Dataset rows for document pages
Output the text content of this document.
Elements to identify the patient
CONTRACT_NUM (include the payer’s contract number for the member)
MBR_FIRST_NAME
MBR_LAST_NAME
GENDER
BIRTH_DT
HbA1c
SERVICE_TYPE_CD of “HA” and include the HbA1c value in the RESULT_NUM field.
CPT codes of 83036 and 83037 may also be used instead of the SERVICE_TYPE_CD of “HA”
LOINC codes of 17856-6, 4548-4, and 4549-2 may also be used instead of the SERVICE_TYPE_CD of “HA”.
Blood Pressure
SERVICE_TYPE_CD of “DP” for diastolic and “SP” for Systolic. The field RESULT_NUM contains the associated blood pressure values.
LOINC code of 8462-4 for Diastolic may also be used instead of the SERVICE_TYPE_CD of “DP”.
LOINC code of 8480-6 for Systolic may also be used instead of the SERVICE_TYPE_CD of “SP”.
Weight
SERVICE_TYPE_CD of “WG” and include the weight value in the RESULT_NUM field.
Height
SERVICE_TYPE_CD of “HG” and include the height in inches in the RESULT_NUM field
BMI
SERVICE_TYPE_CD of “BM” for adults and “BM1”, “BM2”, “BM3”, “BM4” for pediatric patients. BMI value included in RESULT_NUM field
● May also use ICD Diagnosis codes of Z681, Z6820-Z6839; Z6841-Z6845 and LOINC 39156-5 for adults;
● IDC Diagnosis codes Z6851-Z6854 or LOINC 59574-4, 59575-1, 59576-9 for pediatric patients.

_Exercise_: Nothing in the entries above should differ when you return them in full.

_Exercise response_:
Output the text content of this document.
Elements to identify the patient
CONTRACT_NUM (include the payer’s contract number for the member)
MBR_FIRST_NAME
MBR_LAST_NAME
GENDER
BIRTH_DT
HbA1c
SERVICE_TYPE_CD of “HA” and include the HbA1c value in the RESULT_NUM field.
CPT codes of 83036 and 83037 may also be used instead of the SERVICE_TYPE_CD of “HA”
LOINC codes of 17856-6, 4548-4, and 4549-2 may also be used instead of the SERVICE_TYPE_CD of “HA”.
Blood Pressure
SERVICE_TYPE_CD of “DP” for diastolic and “SP” for Systolic. The field RESULT_NUM contains the associated blood pressure values.
LOINC code of 8462-4 for Diastolic may also be used instead of the SERVICE_TYPE_CD of “DP”.
LOINC code of 8480-6 for Systolic may also be used instead of the SERVICE_TYPE_CD of “SP”.
Weight
SERVICE_TYPE_CD of “WG” and include the weight value in the RESULT_NUM field.
Height
SERVICE_TYPE_CD of “HG” and include the height in inches in the RESULT_NUM field
BMI
SERVICE_TYPE_CD of “BM” for adults and “BM1”, “BM2”, “BM3”, “BM4” for pediatric patients. BMI value included in RESULT_NUM field
● May also use ICD Diagnosis codes of Z681, Z6820-Z6839; Z6841-Z6845 and LOINC 39156-5 for adults;
● IDC Diagnosis codes Z6851-Z6854 or LOINC 59574-4, 59575-1, 59576-9 for pediatric patients.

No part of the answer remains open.